◆ **Records to process**:
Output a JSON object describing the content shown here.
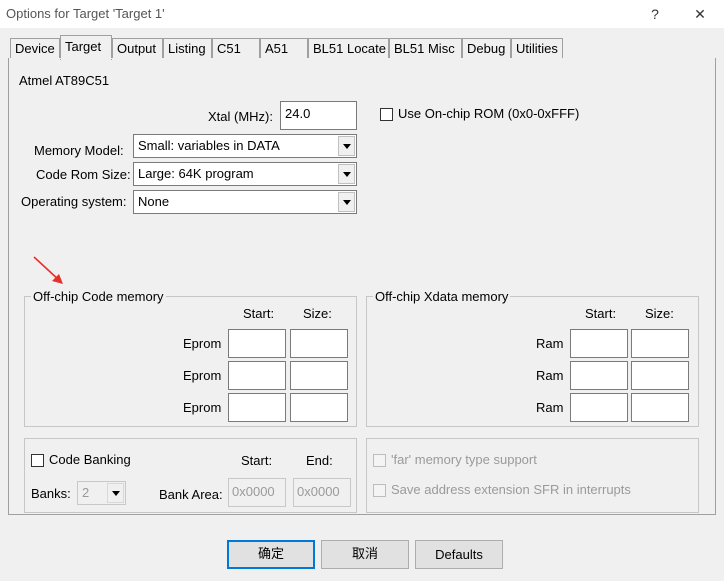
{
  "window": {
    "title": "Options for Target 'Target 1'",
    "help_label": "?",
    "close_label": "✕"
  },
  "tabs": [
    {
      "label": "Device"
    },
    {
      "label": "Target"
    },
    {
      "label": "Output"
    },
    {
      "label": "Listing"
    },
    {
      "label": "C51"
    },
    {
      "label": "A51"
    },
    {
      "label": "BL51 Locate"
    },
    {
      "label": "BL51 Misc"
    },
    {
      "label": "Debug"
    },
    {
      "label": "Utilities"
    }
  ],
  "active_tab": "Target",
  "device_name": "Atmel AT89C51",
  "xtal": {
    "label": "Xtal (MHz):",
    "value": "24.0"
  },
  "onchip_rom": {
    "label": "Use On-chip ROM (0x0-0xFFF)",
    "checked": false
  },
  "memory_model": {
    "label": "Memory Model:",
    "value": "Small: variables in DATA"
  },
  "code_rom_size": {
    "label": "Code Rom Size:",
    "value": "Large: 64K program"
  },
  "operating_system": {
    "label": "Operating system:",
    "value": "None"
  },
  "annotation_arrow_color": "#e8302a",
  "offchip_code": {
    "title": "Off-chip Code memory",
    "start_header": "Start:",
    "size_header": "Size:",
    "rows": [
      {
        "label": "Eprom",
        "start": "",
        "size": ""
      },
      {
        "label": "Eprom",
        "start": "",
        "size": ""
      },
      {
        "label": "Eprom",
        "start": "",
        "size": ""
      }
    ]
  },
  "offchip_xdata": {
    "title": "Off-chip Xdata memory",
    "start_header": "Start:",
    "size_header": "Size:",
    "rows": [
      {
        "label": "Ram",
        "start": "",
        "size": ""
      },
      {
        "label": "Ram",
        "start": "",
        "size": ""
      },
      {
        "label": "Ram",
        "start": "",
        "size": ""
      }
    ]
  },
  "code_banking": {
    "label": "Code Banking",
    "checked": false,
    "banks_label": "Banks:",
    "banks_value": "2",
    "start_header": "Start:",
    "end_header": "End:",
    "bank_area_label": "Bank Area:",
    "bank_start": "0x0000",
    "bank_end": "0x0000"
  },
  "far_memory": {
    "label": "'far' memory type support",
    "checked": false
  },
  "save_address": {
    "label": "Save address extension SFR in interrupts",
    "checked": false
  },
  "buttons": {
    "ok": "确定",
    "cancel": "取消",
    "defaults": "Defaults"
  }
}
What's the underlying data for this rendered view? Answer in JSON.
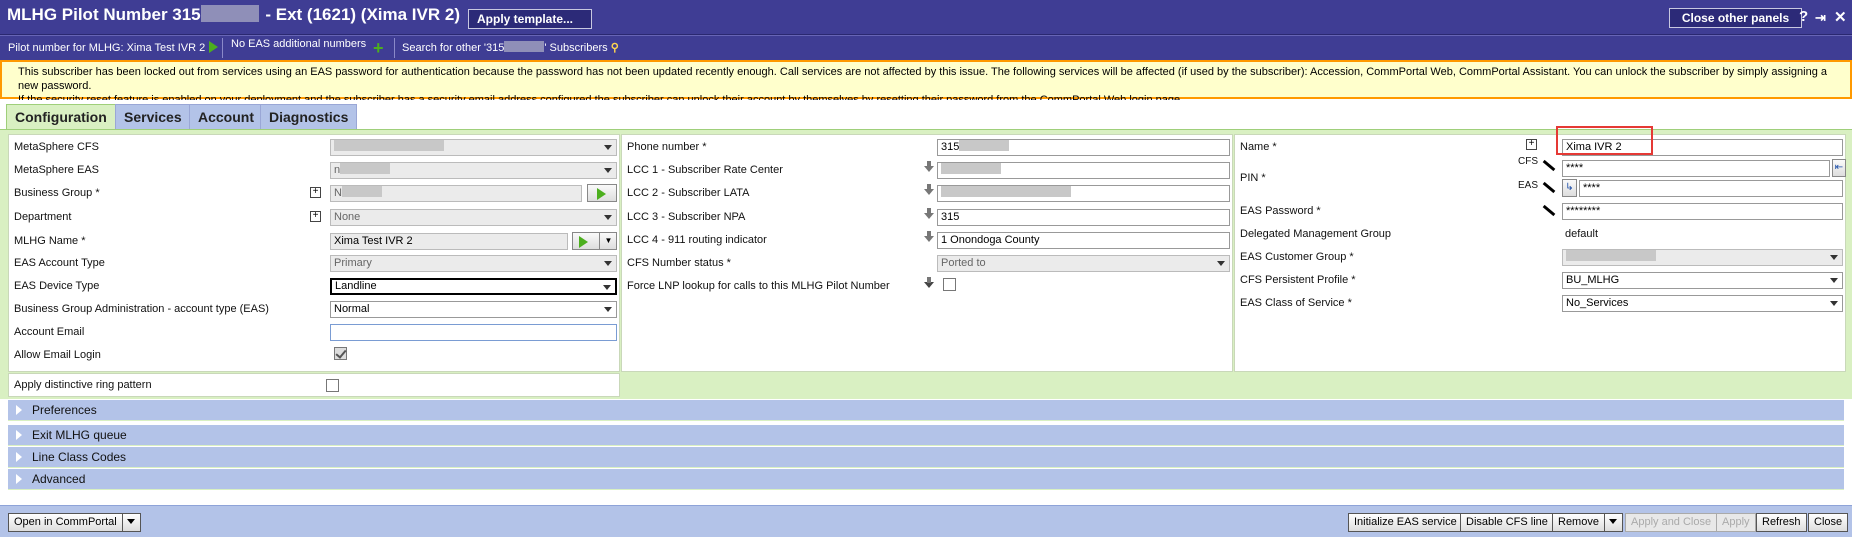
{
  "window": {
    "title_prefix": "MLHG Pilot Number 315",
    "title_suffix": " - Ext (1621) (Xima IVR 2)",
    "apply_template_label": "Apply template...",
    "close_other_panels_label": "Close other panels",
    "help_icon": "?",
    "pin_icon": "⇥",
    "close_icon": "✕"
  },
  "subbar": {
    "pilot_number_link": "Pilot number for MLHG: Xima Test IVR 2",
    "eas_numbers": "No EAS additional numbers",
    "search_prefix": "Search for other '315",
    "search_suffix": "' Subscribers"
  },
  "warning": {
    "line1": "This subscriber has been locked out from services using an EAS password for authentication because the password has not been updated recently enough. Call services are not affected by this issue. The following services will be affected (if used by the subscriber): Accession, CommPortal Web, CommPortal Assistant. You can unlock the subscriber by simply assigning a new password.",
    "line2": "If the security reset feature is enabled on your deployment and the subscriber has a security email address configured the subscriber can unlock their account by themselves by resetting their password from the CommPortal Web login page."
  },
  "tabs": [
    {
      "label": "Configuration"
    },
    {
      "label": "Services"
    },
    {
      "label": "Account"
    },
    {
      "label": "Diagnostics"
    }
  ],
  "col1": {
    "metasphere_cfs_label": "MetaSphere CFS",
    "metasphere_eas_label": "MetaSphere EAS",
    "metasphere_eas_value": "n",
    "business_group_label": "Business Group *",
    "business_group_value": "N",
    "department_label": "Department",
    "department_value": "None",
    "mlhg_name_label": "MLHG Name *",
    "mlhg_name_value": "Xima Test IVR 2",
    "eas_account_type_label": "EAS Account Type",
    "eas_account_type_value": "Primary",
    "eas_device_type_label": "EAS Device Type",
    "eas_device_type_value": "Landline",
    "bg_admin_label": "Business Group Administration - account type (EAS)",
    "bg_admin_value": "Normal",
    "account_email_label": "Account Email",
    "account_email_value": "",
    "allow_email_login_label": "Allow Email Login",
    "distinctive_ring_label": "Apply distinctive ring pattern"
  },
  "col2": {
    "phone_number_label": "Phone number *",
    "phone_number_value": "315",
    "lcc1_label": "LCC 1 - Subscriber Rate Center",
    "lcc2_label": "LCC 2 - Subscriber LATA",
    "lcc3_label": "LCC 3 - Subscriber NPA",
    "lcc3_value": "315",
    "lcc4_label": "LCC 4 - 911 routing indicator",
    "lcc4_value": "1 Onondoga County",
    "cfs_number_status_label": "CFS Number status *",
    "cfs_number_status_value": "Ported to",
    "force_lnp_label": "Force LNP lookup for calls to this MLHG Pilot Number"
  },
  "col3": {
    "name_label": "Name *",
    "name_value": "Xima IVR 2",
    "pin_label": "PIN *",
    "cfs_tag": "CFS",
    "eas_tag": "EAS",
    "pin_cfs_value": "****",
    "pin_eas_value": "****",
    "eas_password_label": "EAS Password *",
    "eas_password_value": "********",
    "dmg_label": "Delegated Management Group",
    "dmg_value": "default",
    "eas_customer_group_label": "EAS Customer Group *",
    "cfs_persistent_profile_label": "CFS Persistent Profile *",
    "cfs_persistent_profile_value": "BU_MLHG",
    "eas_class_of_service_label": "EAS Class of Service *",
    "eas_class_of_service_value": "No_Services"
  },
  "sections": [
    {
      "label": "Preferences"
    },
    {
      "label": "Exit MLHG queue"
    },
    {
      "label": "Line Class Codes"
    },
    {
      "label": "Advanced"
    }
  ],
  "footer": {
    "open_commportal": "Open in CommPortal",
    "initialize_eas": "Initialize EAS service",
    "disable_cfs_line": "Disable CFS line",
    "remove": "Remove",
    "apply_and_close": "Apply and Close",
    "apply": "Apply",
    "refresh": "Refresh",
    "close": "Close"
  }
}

◆ **The task**:
Skip the pictures, then retype every line above exactly.

◆ **Response below**:
Output a JSON object describing the content shown here.
{
  "window": {
    "title": "Options for Target 'Target 1'",
    "help_label": "?",
    "close_label": "✕"
  },
  "tabs": [
    {
      "label": "Device"
    },
    {
      "label": "Target"
    },
    {
      "label": "Output"
    },
    {
      "label": "Listing"
    },
    {
      "label": "C51"
    },
    {
      "label": "A51"
    },
    {
      "label": "BL51 Locate"
    },
    {
      "label": "BL51 Misc"
    },
    {
      "label": "Debug"
    },
    {
      "label": "Utilities"
    }
  ],
  "active_tab": "Target",
  "device_name": "Atmel AT89C51",
  "xtal": {
    "label": "Xtal (MHz):",
    "value": "24.0"
  },
  "onchip_rom": {
    "label": "Use On-chip ROM (0x0-0xFFF)",
    "checked": false
  },
  "memory_model": {
    "label": "Memory Model:",
    "value": "Small: variables in DATA"
  },
  "code_rom_size": {
    "label": "Code Rom Size:",
    "value": "Large: 64K program"
  },
  "operating_system": {
    "label": "Operating system:",
    "value": "None"
  },
  "annotation_arrow_color": "#e8302a",
  "offchip_code": {
    "title": "Off-chip Code memory",
    "start_header": "Start:",
    "size_header": "Size:",
    "rows": [
      {
        "label": "Eprom",
        "start": "",
        "size": ""
      },
      {
        "label": "Eprom",
        "start": "",
        "size": ""
      },
      {
        "label": "Eprom",
        "start": "",
        "size": ""
      }
    ]
  },
  "offchip_xdata": {
    "title": "Off-chip Xdata memory",
    "start_header": "Start:",
    "size_header": "Size:",
    "rows": [
      {
        "label": "Ram",
        "start": "",
        "size": ""
      },
      {
        "label": "Ram",
        "start": "",
        "size": ""
      },
      {
        "label": "Ram",
        "start": "",
        "size": ""
      }
    ]
  },
  "code_banking": {
    "label": "Code Banking",
    "checked": false,
    "banks_label": "Banks:",
    "banks_value": "2",
    "start_header": "Start:",
    "end_header": "End:",
    "bank_area_label": "Bank Area:",
    "bank_start": "0x0000",
    "bank_end": "0x0000"
  },
  "far_memory": {
    "label": "'far' memory type support",
    "checked": false
  },
  "save_address": {
    "label": "Save address extension SFR in interrupts",
    "checked": false
  },
  "buttons": {
    "ok": "确定",
    "cancel": "取消",
    "defaults": "Defaults"
  }
}
What's the underlying data for this rendered view? Answer in JSON.
{
  "window": {
    "title_prefix": "MLHG Pilot Number 315",
    "title_suffix": " - Ext (1621) (Xima IVR 2)",
    "apply_template_label": "Apply template...",
    "close_other_panels_label": "Close other panels",
    "help_icon": "?",
    "pin_icon": "⇥",
    "close_icon": "✕"
  },
  "subbar": {
    "pilot_number_link": "Pilot number for MLHG: Xima Test IVR 2",
    "eas_numbers": "No EAS additional numbers",
    "search_prefix": "Search for other '315",
    "search_suffix": "' Subscribers"
  },
  "warning": {
    "line1": "This subscriber has been locked out from services using an EAS password for authentication because the password has not been updated recently enough. Call services are not affected by this issue. The following services will be affected (if used by the subscriber): Accession, CommPortal Web, CommPortal Assistant. You can unlock the subscriber by simply assigning a new password.",
    "line2": "If the security reset feature is enabled on your deployment and the subscriber has a security email address configured the subscriber can unlock their account by themselves by resetting their password from the CommPortal Web login page."
  },
  "tabs": [
    {
      "label": "Configuration"
    },
    {
      "label": "Services"
    },
    {
      "label": "Account"
    },
    {
      "label": "Diagnostics"
    }
  ],
  "col1": {
    "metasphere_cfs_label": "MetaSphere CFS",
    "metasphere_eas_label": "MetaSphere EAS",
    "metasphere_eas_value": "n",
    "business_group_label": "Business Group *",
    "business_group_value": "N",
    "department_label": "Department",
    "department_value": "None",
    "mlhg_name_label": "MLHG Name *",
    "mlhg_name_value": "Xima Test IVR 2",
    "eas_account_type_label": "EAS Account Type",
    "eas_account_type_value": "Primary",
    "eas_device_type_label": "EAS Device Type",
    "eas_device_type_value": "Landline",
    "bg_admin_label": "Business Group Administration - account type (EAS)",
    "bg_admin_value": "Normal",
    "account_email_label": "Account Email",
    "account_email_value": "",
    "allow_email_login_label": "Allow Email Login",
    "distinctive_ring_label": "Apply distinctive ring pattern"
  },
  "col2": {
    "phone_number_label": "Phone number *",
    "phone_number_value": "315",
    "lcc1_label": "LCC 1 - Subscriber Rate Center",
    "lcc2_label": "LCC 2 - Subscriber LATA",
    "lcc3_label": "LCC 3 - Subscriber NPA",
    "lcc3_value": "315",
    "lcc4_label": "LCC 4 - 911 routing indicator",
    "lcc4_value": "1 Onondoga County",
    "cfs_number_status_label": "CFS Number status *",
    "cfs_number_status_value": "Ported to",
    "force_lnp_label": "Force LNP lookup for calls to this MLHG Pilot Number"
  },
  "col3": {
    "name_label": "Name *",
    "name_value": "Xima IVR 2",
    "pin_label": "PIN *",
    "cfs_tag": "CFS",
    "eas_tag": "EAS",
    "pin_cfs_value": "****",
    "pin_eas_value": "****",
    "eas_password_label": "EAS Password *",
    "eas_password_value": "********",
    "dmg_label": "Delegated Management Group",
    "dmg_value": "default",
    "eas_customer_group_label": "EAS Customer Group *",
    "cfs_persistent_profile_label": "CFS Persistent Profile *",
    "cfs_persistent_profile_value": "BU_MLHG",
    "eas_class_of_service_label": "EAS Class of Service *",
    "eas_class_of_service_value": "No_Services"
  },
  "sections": [
    {
      "label": "Preferences"
    },
    {
      "label": "Exit MLHG queue"
    },
    {
      "label": "Line Class Codes"
    },
    {
      "label": "Advanced"
    }
  ],
  "footer": {
    "open_commportal": "Open in CommPortal",
    "initialize_eas": "Initialize EAS service",
    "disable_cfs_line": "Disable CFS line",
    "remove": "Remove",
    "apply_and_close": "Apply and Close",
    "apply": "Apply",
    "refresh": "Refresh",
    "close": "Close"
  }
}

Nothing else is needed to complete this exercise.